• **TASK PROMPT**
Look through the records below and collect all lines that hold the string "Hobbit".

• **THE RECORDS**
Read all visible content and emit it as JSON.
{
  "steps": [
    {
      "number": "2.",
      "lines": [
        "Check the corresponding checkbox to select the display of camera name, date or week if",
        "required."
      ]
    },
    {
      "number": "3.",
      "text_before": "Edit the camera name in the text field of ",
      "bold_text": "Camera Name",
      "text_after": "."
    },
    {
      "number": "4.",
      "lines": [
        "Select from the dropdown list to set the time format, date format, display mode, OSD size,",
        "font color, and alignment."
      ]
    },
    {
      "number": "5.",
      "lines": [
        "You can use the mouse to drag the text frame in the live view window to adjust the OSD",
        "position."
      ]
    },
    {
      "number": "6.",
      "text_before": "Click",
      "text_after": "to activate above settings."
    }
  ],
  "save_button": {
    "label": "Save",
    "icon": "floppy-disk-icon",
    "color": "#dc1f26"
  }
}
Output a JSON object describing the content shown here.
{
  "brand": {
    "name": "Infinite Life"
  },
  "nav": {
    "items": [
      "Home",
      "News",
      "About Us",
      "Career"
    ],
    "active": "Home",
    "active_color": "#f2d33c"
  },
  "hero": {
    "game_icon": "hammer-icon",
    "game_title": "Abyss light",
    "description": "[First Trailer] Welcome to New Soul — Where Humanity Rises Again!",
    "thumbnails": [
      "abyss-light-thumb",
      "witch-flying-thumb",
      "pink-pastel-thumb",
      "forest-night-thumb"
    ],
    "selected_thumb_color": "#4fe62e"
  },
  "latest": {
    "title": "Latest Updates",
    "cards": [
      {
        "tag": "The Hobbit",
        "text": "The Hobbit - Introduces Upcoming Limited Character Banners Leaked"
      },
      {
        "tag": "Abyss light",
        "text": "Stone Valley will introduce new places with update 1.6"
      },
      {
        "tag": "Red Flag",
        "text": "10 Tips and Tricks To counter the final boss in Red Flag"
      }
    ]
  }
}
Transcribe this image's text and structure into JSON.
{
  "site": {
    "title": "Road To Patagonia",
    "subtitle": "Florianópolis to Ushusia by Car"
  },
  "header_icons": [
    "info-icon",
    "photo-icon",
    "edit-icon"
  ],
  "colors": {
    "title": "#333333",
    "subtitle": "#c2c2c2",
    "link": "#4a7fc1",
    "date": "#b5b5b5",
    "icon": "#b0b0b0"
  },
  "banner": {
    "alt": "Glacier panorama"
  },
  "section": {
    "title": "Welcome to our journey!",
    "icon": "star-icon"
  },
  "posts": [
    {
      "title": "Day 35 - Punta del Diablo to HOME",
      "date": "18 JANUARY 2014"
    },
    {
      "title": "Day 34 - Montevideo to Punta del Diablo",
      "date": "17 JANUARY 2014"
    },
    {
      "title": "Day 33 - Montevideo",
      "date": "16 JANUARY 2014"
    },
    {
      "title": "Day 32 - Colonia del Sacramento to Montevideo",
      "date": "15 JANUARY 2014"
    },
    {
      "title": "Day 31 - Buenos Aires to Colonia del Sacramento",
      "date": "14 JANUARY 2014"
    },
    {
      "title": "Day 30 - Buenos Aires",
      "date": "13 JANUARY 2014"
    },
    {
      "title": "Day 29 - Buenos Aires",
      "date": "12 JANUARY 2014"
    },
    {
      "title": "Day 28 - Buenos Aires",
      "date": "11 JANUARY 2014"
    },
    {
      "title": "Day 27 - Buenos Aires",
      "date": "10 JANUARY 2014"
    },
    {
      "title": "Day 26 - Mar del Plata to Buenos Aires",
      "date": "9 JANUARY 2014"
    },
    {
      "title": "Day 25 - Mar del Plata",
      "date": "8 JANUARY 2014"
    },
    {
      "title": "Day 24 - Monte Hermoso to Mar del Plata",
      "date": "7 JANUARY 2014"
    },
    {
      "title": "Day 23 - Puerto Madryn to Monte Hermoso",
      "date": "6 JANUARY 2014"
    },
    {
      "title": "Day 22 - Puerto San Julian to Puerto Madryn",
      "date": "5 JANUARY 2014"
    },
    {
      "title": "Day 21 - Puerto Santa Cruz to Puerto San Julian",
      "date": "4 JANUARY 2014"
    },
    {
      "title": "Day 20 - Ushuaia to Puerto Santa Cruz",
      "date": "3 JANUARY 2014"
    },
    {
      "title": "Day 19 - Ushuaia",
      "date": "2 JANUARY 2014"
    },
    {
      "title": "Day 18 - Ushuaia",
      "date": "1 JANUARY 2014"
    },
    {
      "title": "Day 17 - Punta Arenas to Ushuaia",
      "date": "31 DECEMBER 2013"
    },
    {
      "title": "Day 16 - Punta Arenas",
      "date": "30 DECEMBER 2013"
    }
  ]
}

• **RESPONSE BELOW**
        "tag": "The Hobbit",
        "text": "The Hobbit - Introduces Upcoming Limited Character Banners Leaked"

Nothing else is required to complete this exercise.